(Collected data)
***

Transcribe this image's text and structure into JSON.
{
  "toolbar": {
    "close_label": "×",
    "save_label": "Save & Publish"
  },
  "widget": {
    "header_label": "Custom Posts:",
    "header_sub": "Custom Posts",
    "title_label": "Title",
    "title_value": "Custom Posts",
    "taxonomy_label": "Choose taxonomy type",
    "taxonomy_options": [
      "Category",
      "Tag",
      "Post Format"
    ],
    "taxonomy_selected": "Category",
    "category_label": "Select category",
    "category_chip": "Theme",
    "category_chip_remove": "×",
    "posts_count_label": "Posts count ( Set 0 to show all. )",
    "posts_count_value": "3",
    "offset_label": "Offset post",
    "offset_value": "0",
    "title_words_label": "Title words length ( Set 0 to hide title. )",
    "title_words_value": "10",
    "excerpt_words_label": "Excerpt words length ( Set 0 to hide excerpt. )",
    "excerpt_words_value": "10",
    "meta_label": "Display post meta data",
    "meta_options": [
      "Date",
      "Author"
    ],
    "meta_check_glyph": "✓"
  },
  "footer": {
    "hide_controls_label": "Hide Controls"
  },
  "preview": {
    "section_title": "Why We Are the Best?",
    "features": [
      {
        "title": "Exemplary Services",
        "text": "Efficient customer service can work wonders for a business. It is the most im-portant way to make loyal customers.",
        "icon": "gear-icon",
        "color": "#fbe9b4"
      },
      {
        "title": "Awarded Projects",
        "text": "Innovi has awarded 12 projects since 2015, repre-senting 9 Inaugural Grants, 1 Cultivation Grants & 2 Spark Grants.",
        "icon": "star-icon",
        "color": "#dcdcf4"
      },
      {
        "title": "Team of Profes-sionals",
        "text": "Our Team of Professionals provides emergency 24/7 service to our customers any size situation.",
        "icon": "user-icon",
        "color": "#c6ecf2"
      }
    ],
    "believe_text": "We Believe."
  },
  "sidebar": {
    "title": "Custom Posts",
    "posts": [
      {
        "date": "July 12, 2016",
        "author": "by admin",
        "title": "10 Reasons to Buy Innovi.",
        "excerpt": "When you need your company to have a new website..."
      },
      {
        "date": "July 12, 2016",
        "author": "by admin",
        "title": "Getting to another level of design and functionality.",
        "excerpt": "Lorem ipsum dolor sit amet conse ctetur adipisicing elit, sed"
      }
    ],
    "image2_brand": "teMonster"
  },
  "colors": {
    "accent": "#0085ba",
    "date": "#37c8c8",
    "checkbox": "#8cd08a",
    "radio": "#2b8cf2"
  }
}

***

■ Problem description ■
Output an exact copy of each record.

■ The response ■
Transcribe this image's text and structure into JSON.
{
  "toolbar": {
    "close_label": "×",
    "save_label": "Save & Publish"
  },
  "widget": {
    "header_label": "Custom Posts:",
    "header_sub": "Custom Posts",
    "title_label": "Title",
    "title_value": "Custom Posts",
    "taxonomy_label": "Choose taxonomy type",
    "taxonomy_options": [
      "Category",
      "Tag",
      "Post Format"
    ],
    "taxonomy_selected": "Category",
    "category_label": "Select category",
    "category_chip": "Theme",
    "category_chip_remove": "×",
    "posts_count_label": "Posts count ( Set 0 to show all. )",
    "posts_count_value": "3",
    "offset_label": "Offset post",
    "offset_value": "0",
    "title_words_label": "Title words length ( Set 0 to hide title. )",
    "title_words_value": "10",
    "excerpt_words_label": "Excerpt words length ( Set 0 to hide excerpt. )",
    "excerpt_words_value": "10",
    "meta_label": "Display post meta data",
    "meta_options": [
      "Date",
      "Author"
    ],
    "meta_check_glyph": "✓"
  },
  "footer": {
    "hide_controls_label": "Hide Controls"
  },
  "preview": {
    "section_title": "Why We Are the Best?",
    "features": [
      {
        "title": "Exemplary Services",
        "text": "Efficient customer service can work wonders for a business. It is the most im-portant way to make loyal customers.",
        "icon": "gear-icon",
        "color": "#fbe9b4"
      },
      {
        "title": "Awarded Projects",
        "text": "Innovi has awarded 12 projects since 2015, repre-senting 9 Inaugural Grants, 1 Cultivation Grants & 2 Spark Grants.",
        "icon": "star-icon",
        "color": "#dcdcf4"
      },
      {
        "title": "Team of Profes-sionals",
        "text": "Our Team of Professionals provides emergency 24/7 service to our customers any size situation.",
        "icon": "user-icon",
        "color": "#c6ecf2"
      }
    ],
    "believe_text": "We Believe."
  },
  "sidebar": {
    "title": "Custom Posts",
    "posts": [
      {
        "date": "July 12, 2016",
        "author": "by admin",
        "title": "10 Reasons to Buy Innovi.",
        "excerpt": "When you need your company to have a new website..."
      },
      {
        "date": "July 12, 2016",
        "author": "by admin",
        "title": "Getting to another level of design and functionality.",
        "excerpt": "Lorem ipsum dolor sit amet conse ctetur adipisicing elit, sed"
      }
    ],
    "image2_brand": "teMonster"
  },
  "colors": {
    "accent": "#0085ba",
    "date": "#37c8c8",
    "checkbox": "#8cd08a",
    "radio": "#2b8cf2"
  }
}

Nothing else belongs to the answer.